Extracted data entries:
_ _ _
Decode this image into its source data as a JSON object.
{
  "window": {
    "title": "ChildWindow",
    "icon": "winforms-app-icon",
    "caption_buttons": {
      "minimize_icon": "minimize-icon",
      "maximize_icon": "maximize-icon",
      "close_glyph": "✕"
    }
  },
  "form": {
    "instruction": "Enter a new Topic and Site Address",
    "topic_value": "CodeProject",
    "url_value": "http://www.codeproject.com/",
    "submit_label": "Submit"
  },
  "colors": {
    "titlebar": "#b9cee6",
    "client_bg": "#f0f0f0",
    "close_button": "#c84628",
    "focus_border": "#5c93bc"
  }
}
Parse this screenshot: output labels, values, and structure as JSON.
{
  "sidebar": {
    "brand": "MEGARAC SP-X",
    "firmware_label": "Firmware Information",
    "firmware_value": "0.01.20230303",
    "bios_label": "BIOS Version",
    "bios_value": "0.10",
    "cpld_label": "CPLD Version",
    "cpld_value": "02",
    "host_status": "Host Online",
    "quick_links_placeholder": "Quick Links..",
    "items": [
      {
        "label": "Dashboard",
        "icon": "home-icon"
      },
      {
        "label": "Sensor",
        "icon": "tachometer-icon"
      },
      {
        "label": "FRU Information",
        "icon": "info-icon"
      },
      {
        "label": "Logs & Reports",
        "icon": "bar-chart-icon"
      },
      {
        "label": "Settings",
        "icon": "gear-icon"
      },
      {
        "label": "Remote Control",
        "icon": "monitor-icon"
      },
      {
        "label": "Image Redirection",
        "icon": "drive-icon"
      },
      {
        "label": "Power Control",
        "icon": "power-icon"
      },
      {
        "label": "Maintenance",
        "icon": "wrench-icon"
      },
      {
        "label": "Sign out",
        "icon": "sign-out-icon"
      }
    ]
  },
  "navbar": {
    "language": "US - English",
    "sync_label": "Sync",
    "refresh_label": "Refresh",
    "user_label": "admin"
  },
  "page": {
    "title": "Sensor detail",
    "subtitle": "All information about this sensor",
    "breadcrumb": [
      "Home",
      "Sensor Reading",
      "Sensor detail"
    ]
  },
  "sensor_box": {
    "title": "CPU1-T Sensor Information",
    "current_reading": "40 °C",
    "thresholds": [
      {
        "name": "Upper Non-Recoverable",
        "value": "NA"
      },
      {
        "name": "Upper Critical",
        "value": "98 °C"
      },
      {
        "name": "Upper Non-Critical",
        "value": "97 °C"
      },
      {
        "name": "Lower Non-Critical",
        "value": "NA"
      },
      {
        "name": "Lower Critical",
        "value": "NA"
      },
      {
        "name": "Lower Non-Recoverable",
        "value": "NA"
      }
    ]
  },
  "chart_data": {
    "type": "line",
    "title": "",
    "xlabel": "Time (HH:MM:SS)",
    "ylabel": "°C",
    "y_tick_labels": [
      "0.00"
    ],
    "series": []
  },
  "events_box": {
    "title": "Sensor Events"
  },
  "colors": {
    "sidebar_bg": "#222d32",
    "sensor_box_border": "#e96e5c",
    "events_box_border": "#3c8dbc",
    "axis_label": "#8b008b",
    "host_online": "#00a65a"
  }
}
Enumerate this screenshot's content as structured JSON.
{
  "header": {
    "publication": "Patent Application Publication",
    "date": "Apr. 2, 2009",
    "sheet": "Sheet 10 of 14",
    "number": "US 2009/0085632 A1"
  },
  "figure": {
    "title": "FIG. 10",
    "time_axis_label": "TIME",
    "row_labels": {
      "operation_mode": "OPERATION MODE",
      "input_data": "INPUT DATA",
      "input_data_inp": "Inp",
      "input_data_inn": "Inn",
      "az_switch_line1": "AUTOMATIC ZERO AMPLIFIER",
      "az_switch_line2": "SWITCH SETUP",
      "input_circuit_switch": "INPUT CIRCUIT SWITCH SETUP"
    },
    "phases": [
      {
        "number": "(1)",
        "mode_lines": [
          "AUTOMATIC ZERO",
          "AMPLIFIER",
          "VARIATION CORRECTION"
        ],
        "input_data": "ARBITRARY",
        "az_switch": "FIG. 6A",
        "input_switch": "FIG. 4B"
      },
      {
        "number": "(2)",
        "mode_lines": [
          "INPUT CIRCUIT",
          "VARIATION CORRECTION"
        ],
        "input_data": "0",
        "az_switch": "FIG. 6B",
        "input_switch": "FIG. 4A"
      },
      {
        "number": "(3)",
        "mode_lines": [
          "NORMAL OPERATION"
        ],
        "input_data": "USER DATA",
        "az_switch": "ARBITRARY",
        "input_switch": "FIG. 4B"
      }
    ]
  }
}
_ _ _
Exercise aim:
From the listing above, collect each line in which the string "ZERO" appears.

Task result:
      "az_switch_line1": "AUTOMATIC ZERO AMPLIFIER",
          "AUTOMATIC ZERO",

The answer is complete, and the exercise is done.